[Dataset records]
↓↓↓

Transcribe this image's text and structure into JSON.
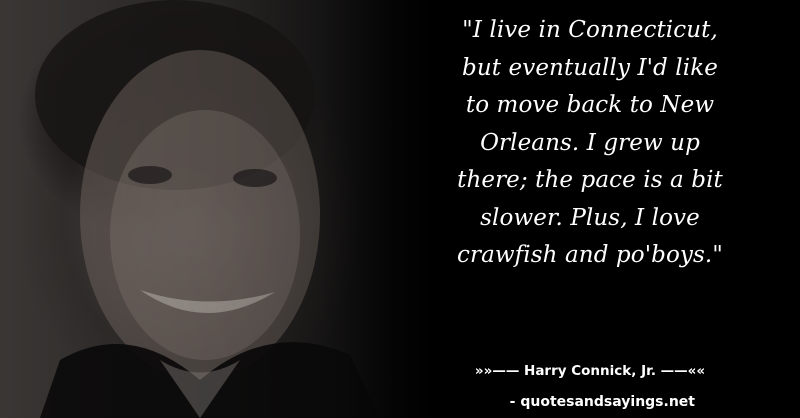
{
  "quote": {
    "lines": [
      "\"I live in Connecticut,",
      "but eventually I'd like",
      "to move back to New",
      "Orleans. I grew up",
      "there; the pace is a bit",
      "slower. Plus, I love",
      "crawfish and po'boys.\""
    ]
  },
  "author": "»»—— Harry Connick, Jr. ——««",
  "source": "- quotesandsayings.net",
  "colors": {
    "background": "#000000",
    "text": "#ffffff"
  }
}
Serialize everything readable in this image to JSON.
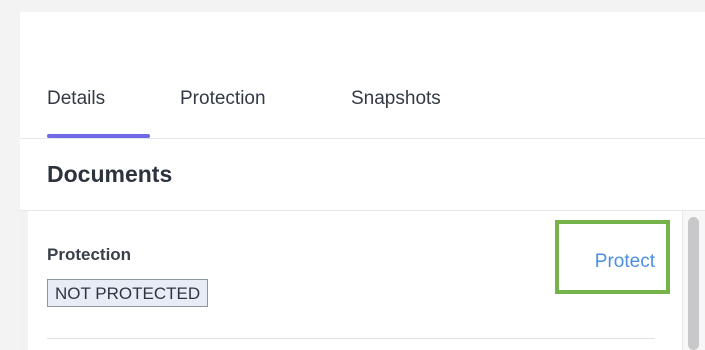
{
  "tabs": [
    {
      "label": "Details",
      "active": true
    },
    {
      "label": "Protection",
      "active": false
    },
    {
      "label": "Snapshots",
      "active": false
    }
  ],
  "section": {
    "title": "Documents"
  },
  "protection": {
    "label": "Protection",
    "status": "NOT PROTECTED",
    "action_label": "Protect"
  },
  "colors": {
    "tab_active_underline": "#6f69e6",
    "link": "#4b8fe3",
    "highlight_border": "#76b24a",
    "badge_bg": "#e8ecf4",
    "badge_border": "#8b94a5"
  }
}
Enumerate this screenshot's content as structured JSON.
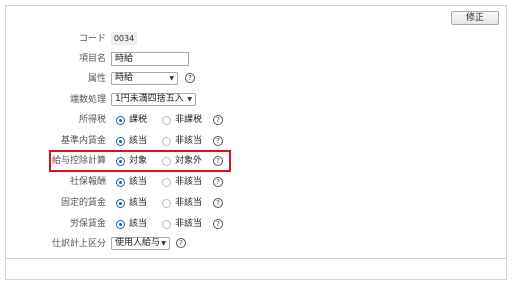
{
  "edit_button": "修正",
  "fields": {
    "code": {
      "label": "コード",
      "value": "0034"
    },
    "item_name": {
      "label": "項目名",
      "value": "時給"
    },
    "attribute": {
      "label": "属性",
      "value": "時給"
    },
    "rounding": {
      "label": "端数処理",
      "value": "1円未満四捨五入"
    },
    "income_tax": {
      "label": "所得税",
      "options": [
        "課税",
        "非課税"
      ],
      "selected": "課税"
    },
    "standard_wage": {
      "label": "基準内賃金",
      "options": [
        "該当",
        "非該当"
      ],
      "selected": "該当"
    },
    "salary_deduction": {
      "label": "給与控除計算",
      "options": [
        "対象",
        "対象外"
      ],
      "selected": "対象"
    },
    "social_insurance": {
      "label": "社保報酬",
      "options": [
        "該当",
        "非該当"
      ],
      "selected": "該当"
    },
    "fixed_wage": {
      "label": "固定的賃金",
      "options": [
        "該当",
        "非該当"
      ],
      "selected": "該当"
    },
    "labor_insurance": {
      "label": "労保賃金",
      "options": [
        "該当",
        "非該当"
      ],
      "selected": "該当"
    },
    "journal_category": {
      "label": "仕訳計上区分",
      "value": "使用人給与"
    }
  },
  "help_glyph": "?",
  "caret": "▼",
  "colors": {
    "radio_selected": "#1a5fb4",
    "highlight_border": "#e0101a"
  }
}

↑↑↑

Task: Check each line above for the string "this", then copy the ones that have it.

Full response:
Transcribe this image's text and structure into JSON.
Serialize everything readable in this image to JSON.
Enumerate this screenshot's content as structured JSON.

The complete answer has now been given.